| Texto fornecido |
--
Migalhas de Peso

A atualização da lei de recuperação judicial e os novos benefícios as empresas devedoras

Dos diversos benefícios aos empresários trazidos pelas recentes alterações da lei de falências e recuperações judiciais.

17/2/2021

(Imagem: Arte Migalhas)

Há aproximadamente 15 anos entrou em vigor a lei 11.101/2005, denominada Lei de Falências e Recuperações Judiciais, com o objetivo principal de conceder aos empresários e suas empresas a possibilidade de superar eventual crise econômico-financeira também por meio de instrumentos jurídicos, denominados como "Recuperação Judicial" e "Recuperação Extrajudicial".

Quando a referida lei entrou em vigor foi considerada como uma salvação para muitos empresários, em razão da antiga lei 4.983/1966, usualmente chamada de "Lei da Concordata", ter se mostrado defasada em relação às práticas e ao formato das empresas, o que inviabilizava o reerguimento das empresas.

Desde o primeiro ano de sua vigência a lei 11.101/2005 foi considerada um sucesso, pois a maioria dos instrumentos e procedimentos nela previstos se mostraram atuais e condizentes com os interesses das empresas, seus credores e do Estado. Contudo, ao longo dos anos, foi constatado pelos profissionais do meio jurídico e pelos stakeholders a necessidade da realização de novas adequações a esta lei, razão pela qual foi criada a lei 14.112/2020, que alterou parcialmente a lei 11.101/2005.
--
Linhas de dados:
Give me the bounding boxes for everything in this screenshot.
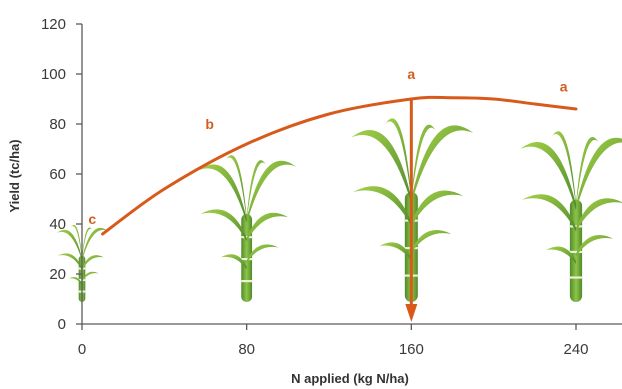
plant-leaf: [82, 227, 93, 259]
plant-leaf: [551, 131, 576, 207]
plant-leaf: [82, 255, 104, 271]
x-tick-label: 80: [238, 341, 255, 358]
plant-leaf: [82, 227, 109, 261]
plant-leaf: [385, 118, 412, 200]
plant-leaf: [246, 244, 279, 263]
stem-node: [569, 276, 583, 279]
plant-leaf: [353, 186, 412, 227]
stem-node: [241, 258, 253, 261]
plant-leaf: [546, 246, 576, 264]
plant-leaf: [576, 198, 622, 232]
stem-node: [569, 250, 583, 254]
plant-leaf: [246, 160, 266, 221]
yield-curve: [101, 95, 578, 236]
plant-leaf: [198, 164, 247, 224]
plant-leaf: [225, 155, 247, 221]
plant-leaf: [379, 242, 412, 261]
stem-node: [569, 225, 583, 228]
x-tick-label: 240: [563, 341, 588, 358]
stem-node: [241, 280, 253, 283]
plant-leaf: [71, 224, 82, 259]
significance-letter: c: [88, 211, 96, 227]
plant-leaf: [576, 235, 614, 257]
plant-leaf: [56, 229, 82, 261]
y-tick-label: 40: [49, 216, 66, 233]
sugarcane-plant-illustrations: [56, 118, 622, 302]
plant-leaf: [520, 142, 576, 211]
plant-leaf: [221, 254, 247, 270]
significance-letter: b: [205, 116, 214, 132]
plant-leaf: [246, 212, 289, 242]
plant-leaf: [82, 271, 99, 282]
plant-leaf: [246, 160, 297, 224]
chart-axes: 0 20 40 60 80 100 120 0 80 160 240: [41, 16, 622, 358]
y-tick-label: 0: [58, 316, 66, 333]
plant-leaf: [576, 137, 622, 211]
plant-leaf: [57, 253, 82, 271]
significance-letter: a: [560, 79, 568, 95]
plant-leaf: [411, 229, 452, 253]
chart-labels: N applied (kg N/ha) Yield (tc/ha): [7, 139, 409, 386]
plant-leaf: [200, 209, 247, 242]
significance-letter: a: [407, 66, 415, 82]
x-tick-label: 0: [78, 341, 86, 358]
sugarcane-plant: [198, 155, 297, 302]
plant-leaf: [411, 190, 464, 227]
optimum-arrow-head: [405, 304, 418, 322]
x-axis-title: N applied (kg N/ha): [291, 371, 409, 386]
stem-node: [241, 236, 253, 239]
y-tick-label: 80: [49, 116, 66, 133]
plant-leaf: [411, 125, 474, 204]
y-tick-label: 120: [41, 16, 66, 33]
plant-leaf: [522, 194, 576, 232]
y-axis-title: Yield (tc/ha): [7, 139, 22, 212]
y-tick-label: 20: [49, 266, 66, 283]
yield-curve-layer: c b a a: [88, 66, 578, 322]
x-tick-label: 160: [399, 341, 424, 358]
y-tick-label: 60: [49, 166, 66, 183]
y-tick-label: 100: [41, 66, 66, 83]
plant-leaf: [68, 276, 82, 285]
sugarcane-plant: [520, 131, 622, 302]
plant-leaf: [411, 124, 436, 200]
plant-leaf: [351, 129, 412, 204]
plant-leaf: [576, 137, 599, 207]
--
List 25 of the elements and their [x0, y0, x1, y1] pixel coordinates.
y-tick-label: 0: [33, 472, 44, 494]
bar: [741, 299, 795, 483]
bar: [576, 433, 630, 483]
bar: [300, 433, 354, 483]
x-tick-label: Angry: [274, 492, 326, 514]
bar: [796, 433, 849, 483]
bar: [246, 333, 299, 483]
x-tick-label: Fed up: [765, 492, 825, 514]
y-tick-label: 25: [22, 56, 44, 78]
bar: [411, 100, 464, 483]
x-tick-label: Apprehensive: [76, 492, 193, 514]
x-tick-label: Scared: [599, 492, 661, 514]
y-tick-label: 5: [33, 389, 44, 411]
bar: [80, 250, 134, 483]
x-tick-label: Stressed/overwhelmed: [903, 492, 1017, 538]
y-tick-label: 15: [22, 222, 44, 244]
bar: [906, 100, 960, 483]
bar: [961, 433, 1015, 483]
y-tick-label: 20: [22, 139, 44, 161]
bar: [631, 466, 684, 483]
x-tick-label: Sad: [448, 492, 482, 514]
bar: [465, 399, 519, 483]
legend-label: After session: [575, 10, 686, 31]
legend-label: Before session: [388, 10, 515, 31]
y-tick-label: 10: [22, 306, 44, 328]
--
| Tarefa a realizar |
Transcreva do texto sobre a atualização da lei de recuperação judicial o trecho entre "A atualização da" e "(Imagem: Arte Migalhas)", inclusive.

| Solução completa |
A atualização da lei de recuperação judicial e os novos benefícios as empresas devedoras

Dos diversos benefícios aos empresários trazidos pelas recentes alterações da lei de falências e recuperações judiciais.

17/2/2021

(Imagem: Arte Migalhas)